= OBJECTIVE =
Reproduce each of the following rows verbatim, in the order given.

= = =

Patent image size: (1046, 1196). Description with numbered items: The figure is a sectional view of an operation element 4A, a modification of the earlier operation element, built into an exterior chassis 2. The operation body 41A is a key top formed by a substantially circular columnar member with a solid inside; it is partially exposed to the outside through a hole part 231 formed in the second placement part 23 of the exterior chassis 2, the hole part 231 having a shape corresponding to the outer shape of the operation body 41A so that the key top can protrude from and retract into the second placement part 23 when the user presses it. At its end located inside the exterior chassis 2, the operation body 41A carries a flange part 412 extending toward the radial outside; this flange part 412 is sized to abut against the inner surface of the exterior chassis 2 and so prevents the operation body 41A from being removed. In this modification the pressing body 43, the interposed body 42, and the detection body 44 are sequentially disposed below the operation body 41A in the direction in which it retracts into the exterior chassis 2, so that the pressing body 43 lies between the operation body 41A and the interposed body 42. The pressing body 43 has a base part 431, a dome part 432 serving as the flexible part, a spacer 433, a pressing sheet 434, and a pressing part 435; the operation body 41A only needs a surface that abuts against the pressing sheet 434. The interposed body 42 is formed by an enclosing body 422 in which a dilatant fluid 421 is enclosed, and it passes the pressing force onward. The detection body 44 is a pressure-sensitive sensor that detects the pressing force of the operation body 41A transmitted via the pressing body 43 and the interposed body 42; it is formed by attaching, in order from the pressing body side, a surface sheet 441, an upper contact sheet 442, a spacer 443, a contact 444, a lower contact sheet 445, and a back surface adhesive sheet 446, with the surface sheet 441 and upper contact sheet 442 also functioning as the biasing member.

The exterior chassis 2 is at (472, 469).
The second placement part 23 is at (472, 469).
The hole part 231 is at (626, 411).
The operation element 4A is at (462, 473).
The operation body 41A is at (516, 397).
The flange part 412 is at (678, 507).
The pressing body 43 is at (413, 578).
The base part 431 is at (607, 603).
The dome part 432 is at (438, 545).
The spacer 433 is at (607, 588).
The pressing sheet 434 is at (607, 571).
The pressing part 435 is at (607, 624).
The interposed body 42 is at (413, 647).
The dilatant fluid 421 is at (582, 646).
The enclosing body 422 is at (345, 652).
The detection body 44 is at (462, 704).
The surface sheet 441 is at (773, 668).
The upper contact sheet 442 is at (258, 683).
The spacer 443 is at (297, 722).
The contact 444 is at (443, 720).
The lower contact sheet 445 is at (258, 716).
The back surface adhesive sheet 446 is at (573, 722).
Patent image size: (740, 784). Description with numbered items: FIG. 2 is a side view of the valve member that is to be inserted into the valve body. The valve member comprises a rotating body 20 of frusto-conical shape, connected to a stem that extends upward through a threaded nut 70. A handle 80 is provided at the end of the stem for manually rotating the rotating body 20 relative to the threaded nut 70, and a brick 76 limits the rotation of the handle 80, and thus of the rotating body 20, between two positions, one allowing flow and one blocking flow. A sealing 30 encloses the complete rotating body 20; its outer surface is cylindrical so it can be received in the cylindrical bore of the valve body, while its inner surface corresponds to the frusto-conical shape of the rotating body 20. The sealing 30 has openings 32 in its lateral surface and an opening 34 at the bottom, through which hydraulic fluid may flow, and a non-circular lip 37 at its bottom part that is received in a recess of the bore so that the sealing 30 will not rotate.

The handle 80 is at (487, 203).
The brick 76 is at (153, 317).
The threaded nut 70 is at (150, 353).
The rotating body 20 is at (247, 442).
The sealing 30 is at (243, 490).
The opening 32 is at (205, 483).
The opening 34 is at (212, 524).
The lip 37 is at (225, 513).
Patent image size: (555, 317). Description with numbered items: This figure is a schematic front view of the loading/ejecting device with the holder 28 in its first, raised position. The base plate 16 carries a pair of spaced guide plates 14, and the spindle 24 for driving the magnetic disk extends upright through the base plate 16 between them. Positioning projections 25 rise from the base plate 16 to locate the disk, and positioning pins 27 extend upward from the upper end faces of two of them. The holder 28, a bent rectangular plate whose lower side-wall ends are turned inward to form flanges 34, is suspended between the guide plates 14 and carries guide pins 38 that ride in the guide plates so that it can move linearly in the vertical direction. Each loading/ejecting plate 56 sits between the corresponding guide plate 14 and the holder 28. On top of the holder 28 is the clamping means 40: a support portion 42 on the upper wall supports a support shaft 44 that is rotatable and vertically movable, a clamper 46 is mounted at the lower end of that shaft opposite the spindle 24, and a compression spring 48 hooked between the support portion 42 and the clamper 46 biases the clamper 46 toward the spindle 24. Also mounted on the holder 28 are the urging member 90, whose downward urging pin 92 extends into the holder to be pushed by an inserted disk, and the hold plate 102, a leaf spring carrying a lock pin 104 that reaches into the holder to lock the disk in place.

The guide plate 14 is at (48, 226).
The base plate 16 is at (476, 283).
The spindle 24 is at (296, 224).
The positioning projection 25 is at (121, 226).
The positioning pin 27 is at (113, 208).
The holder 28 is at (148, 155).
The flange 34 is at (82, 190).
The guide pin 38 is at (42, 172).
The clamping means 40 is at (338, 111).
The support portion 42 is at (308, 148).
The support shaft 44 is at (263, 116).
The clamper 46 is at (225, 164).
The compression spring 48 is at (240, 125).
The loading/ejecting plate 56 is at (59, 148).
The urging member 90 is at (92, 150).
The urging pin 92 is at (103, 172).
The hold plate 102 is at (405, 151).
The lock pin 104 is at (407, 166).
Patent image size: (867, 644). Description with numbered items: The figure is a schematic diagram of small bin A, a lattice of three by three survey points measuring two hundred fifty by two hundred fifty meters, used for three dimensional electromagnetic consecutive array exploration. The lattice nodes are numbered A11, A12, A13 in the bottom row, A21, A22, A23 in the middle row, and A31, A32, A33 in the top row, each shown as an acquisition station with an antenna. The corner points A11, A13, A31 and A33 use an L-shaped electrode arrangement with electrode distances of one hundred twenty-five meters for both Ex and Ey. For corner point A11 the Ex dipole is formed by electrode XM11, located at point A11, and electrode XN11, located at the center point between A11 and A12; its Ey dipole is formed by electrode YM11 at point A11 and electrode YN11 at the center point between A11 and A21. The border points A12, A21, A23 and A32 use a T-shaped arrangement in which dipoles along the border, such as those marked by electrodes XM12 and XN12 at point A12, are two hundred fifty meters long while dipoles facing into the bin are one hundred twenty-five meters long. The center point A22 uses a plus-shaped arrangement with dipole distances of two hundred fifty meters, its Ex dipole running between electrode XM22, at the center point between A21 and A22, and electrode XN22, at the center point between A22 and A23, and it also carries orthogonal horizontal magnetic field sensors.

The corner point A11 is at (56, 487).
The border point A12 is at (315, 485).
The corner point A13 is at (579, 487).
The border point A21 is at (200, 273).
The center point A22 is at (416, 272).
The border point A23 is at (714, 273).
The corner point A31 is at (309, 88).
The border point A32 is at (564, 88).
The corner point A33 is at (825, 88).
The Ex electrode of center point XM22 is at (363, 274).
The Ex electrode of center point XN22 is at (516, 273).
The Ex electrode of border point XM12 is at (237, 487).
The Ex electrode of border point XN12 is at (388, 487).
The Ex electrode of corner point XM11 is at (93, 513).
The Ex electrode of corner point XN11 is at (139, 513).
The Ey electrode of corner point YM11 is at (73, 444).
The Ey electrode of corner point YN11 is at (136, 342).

= = =

= COMPLETED EXERCISE =
Patent image size: (1046, 1196). Description with numbered items: The figure is a sectional view of an operation element 4A, a modification of the earlier operation element, built into an exterior chassis 2. The operation body 41A is a key top formed by a substantially circular columnar member with a solid inside; it is partially exposed to the outside through a hole part 231 formed in the second placement part 23 of the exterior chassis 2, the hole part 231 having a shape corresponding to the outer shape of the operation body 41A so that the key top can protrude from and retract into the second placement part 23 when the user presses it. At its end located inside the exterior chassis 2, the operation body 41A carries a flange part 412 extending toward the radial outside; this flange part 412 is sized to abut against the inner surface of the exterior chassis 2 and so prevents the operation body 41A from being removed. In this modification the pressing body 43, the interposed body 42, and the detection body 44 are sequentially disposed below the operation body 41A in the direction in which it retracts into the exterior chassis 2, so that the pressing body 43 lies between the operation body 41A and the interposed body 42. The pressing body 43 has a base part 431, a dome part 432 serving as the flexible part, a spacer 433, a pressing sheet 434, and a pressing part 435; the operation body 41A only needs a surface that abuts against the pressing sheet 434. The interposed body 42 is formed by an enclosing body 422 in which a dilatant fluid 421 is enclosed, and it passes the pressing force onward. The detection body 44 is a pressure-sensitive sensor that detects the pressing force of the operation body 41A transmitted via the pressing body 43 and the interposed body 42; it is formed by attaching, in order from the pressing body side, a surface sheet 441, an upper contact sheet 442, a spacer 443, a contact 444, a lower contact sheet 445, and a back surface adhesive sheet 446, with the surface sheet 441 and upper contact sheet 442 also functioning as the biasing member.

The exterior chassis 2 is at (472, 469).
The second placement part 23 is at (472, 469).
The hole part 231 is at (626, 411).
The operation element 4A is at (462, 473).
The operation body 41A is at (516, 397).
The flange part 412 is at (678, 507).
The pressing body 43 is at (413, 578).
The base part 431 is at (607, 603).
The dome part 432 is at (438, 545).
The spacer 433 is at (607, 588).
The pressing sheet 434 is at (607, 571).
The pressing part 435 is at (607, 624).
The interposed body 42 is at (413, 647).
The dilatant fluid 421 is at (582, 646).
The enclosing body 422 is at (345, 652).
The detection body 44 is at (462, 704).
The surface sheet 441 is at (773, 668).
The upper contact sheet 442 is at (258, 683).
The spacer 443 is at (297, 722).
The contact 444 is at (443, 720).
The lower contact sheet 445 is at (258, 716).
The back surface adhesive sheet 446 is at (573, 722).
Patent image size: (740, 784). Description with numbered items: FIG. 2 is a side view of the valve member that is to be inserted into the valve body. The valve member comprises a rotating body 20 of frusto-conical shape, connected to a stem that extends upward through a threaded nut 70. A handle 80 is provided at the end of the stem for manually rotating the rotating body 20 relative to the threaded nut 70, and a brick 76 limits the rotation of the handle 80, and thus of the rotating body 20, between two positions, one allowing flow and one blocking flow. A sealing 30 encloses the complete rotating body 20; its outer surface is cylindrical so it can be received in the cylindrical bore of the valve body, while its inner surface corresponds to the frusto-conical shape of the rotating body 20. The sealing 30 has openings 32 in its lateral surface and an opening 34 at the bottom, through which hydraulic fluid may flow, and a non-circular lip 37 at its bottom part that is received in a recess of the bore so that the sealing 30 will not rotate.

The handle 80 is at (487, 203).
The brick 76 is at (153, 317).
The threaded nut 70 is at (150, 353).
The rotating body 20 is at (247, 442).
The sealing 30 is at (243, 490).
The opening 32 is at (205, 483).
The opening 34 is at (212, 524).
The lip 37 is at (225, 513).
Patent image size: (555, 317). Description with numbered items: This figure is a schematic front view of the loading/ejecting device with the holder 28 in its first, raised position. The base plate 16 carries a pair of spaced guide plates 14, and the spindle 24 for driving the magnetic disk extends upright through the base plate 16 between them. Positioning projections 25 rise from the base plate 16 to locate the disk, and positioning pins 27 extend upward from the upper end faces of two of them. The holder 28, a bent rectangular plate whose lower side-wall ends are turned inward to form flanges 34, is suspended between the guide plates 14 and carries guide pins 38 that ride in the guide plates so that it can move linearly in the vertical direction. Each loading/ejecting plate 56 sits between the corresponding guide plate 14 and the holder 28. On top of the holder 28 is the clamping means 40: a support portion 42 on the upper wall supports a support shaft 44 that is rotatable and vertically movable, a clamper 46 is mounted at the lower end of that shaft opposite the spindle 24, and a compression spring 48 hooked between the support portion 42 and the clamper 46 biases the clamper 46 toward the spindle 24. Also mounted on the holder 28 are the urging member 90, whose downward urging pin 92 extends into the holder to be pushed by an inserted disk, and the hold plate 102, a leaf spring carrying a lock pin 104 that reaches into the holder to lock the disk in place.

The guide plate 14 is at (48, 226).
The base plate 16 is at (476, 283).
The spindle 24 is at (296, 224).
The positioning projection 25 is at (121, 226).
The positioning pin 27 is at (113, 208).
The holder 28 is at (148, 155).
The flange 34 is at (82, 190).
The guide pin 38 is at (42, 172).
The clamping means 40 is at (338, 111).
The support portion 42 is at (308, 148).
The support shaft 44 is at (263, 116).
The clamper 46 is at (225, 164).
The compression spring 48 is at (240, 125).
The loading/ejecting plate 56 is at (59, 148).
The urging member 90 is at (92, 150).
The urging pin 92 is at (103, 172).
The hold plate 102 is at (405, 151).
The lock pin 104 is at (407, 166).
Patent image size: (867, 644). Description with numbered items: The figure is a schematic diagram of small bin A, a lattice of three by three survey points measuring two hundred fifty by two hundred fifty meters, used for three dimensional electromagnetic consecutive array exploration. The lattice nodes are numbered A11, A12, A13 in the bottom row, A21, A22, A23 in the middle row, and A31, A32, A33 in the top row, each shown as an acquisition station with an antenna. The corner points A11, A13, A31 and A33 use an L-shaped electrode arrangement with electrode distances of one hundred twenty-five meters for both Ex and Ey. For corner point A11 the Ex dipole is formed by electrode XM11, located at point A11, and electrode XN11, located at the center point between A11 and A12; its Ey dipole is formed by electrode YM11 at point A11 and electrode YN11 at the center point between A11 and A21. The border points A12, A21, A23 and A32 use a T-shaped arrangement in which dipoles along the border, such as those marked by electrodes XM12 and XN12 at point A12, are two hundred fifty meters long while dipoles facing into the bin are one hundred twenty-five meters long. The center point A22 uses a plus-shaped arrangement with dipole distances of two hundred fifty meters, its Ex dipole running between electrode XM22, at the center point between A21 and A22, and electrode XN22, at the center point between A22 and A23, and it also carries orthogonal horizontal magnetic field sensors.

The corner point A11 is at (56, 487).
The border point A12 is at (315, 485).
The corner point A13 is at (579, 487).
The border point A21 is at (200, 273).
The center point A22 is at (416, 272).
The border point A23 is at (714, 273).
The corner point A31 is at (309, 88).
The border point A32 is at (564, 88).
The corner point A33 is at (825, 88).
The Ex electrode of center point XM22 is at (363, 274).
The Ex electrode of center point XN22 is at (516, 273).
The Ex electrode of border point XM12 is at (237, 487).
The Ex electrode of border point XN12 is at (388, 487).
The Ex electrode of corner point XM11 is at (93, 513).
The Ex electrode of corner point XN11 is at (139, 513).
The Ey electrode of corner point YM11 is at (73, 444).
The Ey electrode of corner point YN11 is at (136, 342).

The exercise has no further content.